### [Brief]
Can you rewrite the rows from the very first one down through the one containing "olive-dot (344, 334, 352, 342)", putting "pitch-name" wherever "note-name" appears and changing nothing else?

### [Records provided]
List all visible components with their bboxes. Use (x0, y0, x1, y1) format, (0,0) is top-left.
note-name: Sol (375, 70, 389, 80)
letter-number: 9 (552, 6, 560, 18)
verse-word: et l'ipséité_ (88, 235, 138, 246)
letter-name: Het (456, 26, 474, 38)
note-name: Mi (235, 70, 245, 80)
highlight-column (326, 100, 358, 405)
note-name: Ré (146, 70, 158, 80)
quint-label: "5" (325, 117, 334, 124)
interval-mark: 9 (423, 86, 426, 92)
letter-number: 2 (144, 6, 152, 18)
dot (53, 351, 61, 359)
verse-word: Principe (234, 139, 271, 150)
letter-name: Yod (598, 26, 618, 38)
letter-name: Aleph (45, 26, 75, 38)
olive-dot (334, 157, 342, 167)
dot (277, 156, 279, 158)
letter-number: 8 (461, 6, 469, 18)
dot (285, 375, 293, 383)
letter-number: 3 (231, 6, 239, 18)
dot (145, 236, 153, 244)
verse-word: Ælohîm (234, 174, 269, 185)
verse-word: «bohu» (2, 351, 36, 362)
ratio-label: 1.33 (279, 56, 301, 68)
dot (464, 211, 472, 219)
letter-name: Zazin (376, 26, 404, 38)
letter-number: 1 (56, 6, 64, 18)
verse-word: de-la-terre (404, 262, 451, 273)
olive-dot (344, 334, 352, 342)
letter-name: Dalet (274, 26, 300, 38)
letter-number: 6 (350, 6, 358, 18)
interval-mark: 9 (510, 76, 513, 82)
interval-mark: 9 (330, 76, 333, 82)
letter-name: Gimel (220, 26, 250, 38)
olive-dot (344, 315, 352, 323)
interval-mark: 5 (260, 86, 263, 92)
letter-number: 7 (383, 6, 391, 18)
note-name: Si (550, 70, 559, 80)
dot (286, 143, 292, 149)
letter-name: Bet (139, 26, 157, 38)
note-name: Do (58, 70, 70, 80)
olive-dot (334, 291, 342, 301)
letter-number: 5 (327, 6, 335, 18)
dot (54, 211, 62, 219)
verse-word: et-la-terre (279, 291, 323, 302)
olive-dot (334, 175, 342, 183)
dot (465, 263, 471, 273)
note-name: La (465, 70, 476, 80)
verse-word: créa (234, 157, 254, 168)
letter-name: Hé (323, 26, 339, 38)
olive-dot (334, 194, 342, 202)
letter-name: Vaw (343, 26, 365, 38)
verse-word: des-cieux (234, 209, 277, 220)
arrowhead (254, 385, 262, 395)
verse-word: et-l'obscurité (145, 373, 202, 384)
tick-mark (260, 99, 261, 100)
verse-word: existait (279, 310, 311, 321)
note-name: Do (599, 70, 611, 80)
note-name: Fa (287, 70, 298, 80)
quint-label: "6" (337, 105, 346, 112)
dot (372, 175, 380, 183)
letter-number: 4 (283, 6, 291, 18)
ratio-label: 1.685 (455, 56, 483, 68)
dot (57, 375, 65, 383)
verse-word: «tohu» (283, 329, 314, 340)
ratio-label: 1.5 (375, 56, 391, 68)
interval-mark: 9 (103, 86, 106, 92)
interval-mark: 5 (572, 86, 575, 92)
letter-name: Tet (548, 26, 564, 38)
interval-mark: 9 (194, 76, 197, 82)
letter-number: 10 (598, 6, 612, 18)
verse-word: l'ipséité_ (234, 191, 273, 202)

### [Response for this exercise]
List all visible components with their bboxes. Use (x0, y0, x1, y1) format, (0,0) is top-left.
pitch-name: Sol (375, 70, 389, 80)
letter-number: 9 (552, 6, 560, 18)
verse-word: et l'ipséité_ (88, 235, 138, 246)
letter-name: Het (456, 26, 474, 38)
pitch-name: Mi (235, 70, 245, 80)
highlight-column (326, 100, 358, 405)
pitch-name: Ré (146, 70, 158, 80)
quint-label: "5" (325, 117, 334, 124)
interval-mark: 9 (423, 86, 426, 92)
letter-number: 2 (144, 6, 152, 18)
dot (53, 351, 61, 359)
verse-word: Principe (234, 139, 271, 150)
letter-name: Yod (598, 26, 618, 38)
letter-name: Aleph (45, 26, 75, 38)
olive-dot (334, 157, 342, 167)
dot (277, 156, 279, 158)
letter-number: 8 (461, 6, 469, 18)
dot (285, 375, 293, 383)
letter-number: 3 (231, 6, 239, 18)
dot (145, 236, 153, 244)
verse-word: Ælohîm (234, 174, 269, 185)
verse-word: «bohu» (2, 351, 36, 362)
ratio-label: 1.33 (279, 56, 301, 68)
dot (464, 211, 472, 219)
letter-name: Zazin (376, 26, 404, 38)
letter-number: 1 (56, 6, 64, 18)
verse-word: de-la-terre (404, 262, 451, 273)
olive-dot (344, 334, 352, 342)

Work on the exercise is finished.